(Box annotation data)
▬▬▬▬▬▬▬▬▬▬

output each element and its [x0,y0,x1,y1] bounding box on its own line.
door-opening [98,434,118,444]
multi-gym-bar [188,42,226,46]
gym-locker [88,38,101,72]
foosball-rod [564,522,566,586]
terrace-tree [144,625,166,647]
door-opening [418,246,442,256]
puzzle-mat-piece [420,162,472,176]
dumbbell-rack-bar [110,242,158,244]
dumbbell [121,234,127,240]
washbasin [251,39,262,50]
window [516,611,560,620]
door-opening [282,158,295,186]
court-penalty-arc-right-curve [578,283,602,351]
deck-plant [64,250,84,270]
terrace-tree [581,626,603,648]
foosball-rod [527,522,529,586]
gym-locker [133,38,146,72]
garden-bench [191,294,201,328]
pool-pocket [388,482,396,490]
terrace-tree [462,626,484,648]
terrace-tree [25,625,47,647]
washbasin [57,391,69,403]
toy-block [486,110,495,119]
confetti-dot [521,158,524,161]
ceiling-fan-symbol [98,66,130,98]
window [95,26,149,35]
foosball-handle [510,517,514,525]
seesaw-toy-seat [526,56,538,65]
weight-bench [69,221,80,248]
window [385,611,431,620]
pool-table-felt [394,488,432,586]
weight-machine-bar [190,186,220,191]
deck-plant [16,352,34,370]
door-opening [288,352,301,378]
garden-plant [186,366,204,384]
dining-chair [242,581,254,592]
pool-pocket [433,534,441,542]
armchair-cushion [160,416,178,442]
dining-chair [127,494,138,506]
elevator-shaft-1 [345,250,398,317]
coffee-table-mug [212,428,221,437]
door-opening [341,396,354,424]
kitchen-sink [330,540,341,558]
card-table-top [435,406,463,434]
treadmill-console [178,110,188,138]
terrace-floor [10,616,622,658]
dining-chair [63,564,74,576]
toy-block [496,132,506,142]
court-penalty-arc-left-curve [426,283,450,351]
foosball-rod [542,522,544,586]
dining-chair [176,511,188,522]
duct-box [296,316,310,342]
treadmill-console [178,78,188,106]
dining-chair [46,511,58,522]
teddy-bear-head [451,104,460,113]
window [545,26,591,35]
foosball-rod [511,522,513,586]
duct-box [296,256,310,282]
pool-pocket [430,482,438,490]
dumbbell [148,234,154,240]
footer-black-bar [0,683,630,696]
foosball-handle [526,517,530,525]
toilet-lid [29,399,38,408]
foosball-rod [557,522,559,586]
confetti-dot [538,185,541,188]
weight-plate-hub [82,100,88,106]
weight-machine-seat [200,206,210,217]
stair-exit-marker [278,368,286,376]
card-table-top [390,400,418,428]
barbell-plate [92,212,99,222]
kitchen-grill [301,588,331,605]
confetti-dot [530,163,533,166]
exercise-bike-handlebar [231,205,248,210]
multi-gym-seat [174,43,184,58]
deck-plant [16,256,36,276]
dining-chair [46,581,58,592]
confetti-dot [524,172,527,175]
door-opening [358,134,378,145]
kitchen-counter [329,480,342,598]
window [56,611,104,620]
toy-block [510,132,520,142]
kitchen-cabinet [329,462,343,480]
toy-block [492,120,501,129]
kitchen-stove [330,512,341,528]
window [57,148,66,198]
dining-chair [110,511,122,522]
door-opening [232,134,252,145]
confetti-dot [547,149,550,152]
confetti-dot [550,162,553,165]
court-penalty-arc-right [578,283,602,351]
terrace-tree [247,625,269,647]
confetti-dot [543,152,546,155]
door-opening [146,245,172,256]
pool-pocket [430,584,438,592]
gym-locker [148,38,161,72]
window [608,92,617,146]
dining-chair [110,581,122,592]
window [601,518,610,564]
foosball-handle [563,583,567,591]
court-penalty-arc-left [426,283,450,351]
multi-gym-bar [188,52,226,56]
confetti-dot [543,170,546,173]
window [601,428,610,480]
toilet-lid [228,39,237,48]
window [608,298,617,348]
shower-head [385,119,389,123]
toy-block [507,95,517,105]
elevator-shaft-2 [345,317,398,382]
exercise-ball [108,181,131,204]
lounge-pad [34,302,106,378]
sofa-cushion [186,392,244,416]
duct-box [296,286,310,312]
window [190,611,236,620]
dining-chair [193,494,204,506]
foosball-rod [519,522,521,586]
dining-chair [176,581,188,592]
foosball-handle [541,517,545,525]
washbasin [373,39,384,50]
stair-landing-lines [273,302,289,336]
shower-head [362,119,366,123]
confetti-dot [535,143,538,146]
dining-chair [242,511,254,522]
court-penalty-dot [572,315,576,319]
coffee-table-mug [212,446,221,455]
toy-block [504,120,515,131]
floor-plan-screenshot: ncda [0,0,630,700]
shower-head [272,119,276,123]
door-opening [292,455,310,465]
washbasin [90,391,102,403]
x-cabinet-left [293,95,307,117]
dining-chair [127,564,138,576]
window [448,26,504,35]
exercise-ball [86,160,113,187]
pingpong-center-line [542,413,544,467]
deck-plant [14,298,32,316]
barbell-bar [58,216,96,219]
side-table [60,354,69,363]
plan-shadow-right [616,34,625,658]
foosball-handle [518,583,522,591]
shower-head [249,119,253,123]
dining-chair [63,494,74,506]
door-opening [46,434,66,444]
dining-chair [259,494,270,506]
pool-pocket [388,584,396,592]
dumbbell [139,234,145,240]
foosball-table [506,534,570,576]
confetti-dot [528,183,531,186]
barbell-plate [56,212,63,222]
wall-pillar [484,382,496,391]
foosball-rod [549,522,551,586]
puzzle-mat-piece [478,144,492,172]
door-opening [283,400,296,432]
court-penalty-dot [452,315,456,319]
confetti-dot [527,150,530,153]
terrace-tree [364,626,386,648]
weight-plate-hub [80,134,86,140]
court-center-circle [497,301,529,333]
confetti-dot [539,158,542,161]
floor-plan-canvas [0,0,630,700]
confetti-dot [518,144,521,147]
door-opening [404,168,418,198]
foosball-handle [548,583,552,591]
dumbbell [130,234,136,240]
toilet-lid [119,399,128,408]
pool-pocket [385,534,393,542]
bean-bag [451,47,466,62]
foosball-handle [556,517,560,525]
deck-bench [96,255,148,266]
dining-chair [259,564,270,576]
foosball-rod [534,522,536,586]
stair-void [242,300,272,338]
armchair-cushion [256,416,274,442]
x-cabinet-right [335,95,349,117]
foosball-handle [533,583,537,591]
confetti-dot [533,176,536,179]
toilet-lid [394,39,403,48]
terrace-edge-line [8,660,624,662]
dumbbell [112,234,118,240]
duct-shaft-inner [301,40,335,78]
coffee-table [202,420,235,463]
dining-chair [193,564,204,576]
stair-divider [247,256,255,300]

▬▬▬▬▬▬▬▬▬▬

▶ **TASK REQUIREMENTS**:
Please return every line in the data above that contains the string "treadmill".

▶ **EXERCISE RESPONSE**:
treadmill-console [178,110,188,138]
treadmill-console [178,78,188,106]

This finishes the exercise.